Request:
Of the lines in the records that follow, how many include the word "amnion"? Answer with a bare number.

Dataset extract:

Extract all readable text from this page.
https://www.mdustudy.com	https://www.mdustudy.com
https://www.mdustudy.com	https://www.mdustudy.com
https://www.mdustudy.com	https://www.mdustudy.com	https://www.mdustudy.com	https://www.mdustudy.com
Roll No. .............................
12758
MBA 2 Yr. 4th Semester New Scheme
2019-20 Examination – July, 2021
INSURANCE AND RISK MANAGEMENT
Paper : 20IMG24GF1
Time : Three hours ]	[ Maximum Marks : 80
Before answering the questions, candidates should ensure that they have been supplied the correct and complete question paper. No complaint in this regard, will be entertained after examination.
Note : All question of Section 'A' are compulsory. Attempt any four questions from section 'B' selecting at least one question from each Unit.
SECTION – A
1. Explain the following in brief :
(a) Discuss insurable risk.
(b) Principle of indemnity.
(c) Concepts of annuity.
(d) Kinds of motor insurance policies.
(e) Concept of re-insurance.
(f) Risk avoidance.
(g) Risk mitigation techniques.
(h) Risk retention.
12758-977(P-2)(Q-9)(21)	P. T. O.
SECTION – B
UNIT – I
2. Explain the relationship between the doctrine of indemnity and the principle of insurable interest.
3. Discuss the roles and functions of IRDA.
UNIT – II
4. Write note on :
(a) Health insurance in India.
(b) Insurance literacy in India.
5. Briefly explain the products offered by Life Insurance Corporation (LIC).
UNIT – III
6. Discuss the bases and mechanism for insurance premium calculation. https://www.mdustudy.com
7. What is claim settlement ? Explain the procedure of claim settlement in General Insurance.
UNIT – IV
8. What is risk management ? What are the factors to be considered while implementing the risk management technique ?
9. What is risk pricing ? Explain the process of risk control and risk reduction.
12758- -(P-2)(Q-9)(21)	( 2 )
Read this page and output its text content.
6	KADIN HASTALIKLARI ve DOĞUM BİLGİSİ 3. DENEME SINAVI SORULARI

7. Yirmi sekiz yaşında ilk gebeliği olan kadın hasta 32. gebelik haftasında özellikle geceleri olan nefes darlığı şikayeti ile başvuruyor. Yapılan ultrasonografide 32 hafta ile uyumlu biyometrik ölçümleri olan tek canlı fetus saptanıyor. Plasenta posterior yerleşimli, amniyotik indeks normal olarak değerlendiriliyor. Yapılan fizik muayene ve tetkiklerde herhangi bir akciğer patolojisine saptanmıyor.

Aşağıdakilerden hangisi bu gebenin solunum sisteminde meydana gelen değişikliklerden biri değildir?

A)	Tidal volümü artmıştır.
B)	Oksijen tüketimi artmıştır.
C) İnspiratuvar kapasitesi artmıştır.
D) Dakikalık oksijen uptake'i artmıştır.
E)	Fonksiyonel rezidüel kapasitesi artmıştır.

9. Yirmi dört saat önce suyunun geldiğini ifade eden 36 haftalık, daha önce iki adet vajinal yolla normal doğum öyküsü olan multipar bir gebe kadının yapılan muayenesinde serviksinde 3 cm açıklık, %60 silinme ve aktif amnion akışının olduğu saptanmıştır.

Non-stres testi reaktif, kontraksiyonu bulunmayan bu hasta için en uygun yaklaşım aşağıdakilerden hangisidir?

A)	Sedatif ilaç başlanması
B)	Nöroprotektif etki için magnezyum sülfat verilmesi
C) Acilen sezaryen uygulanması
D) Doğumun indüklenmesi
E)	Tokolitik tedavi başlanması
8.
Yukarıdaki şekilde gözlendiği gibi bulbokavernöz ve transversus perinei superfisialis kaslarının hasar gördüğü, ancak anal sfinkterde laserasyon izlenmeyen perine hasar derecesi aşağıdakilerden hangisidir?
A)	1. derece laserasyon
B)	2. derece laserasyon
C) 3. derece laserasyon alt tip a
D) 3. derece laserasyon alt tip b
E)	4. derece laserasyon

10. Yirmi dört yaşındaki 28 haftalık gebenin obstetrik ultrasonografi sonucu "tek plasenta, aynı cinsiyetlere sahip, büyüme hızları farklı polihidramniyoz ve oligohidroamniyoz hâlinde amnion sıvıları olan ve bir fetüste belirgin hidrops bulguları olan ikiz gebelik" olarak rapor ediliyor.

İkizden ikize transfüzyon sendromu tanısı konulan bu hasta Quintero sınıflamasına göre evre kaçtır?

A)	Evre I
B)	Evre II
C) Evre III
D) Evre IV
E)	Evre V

Solution:
2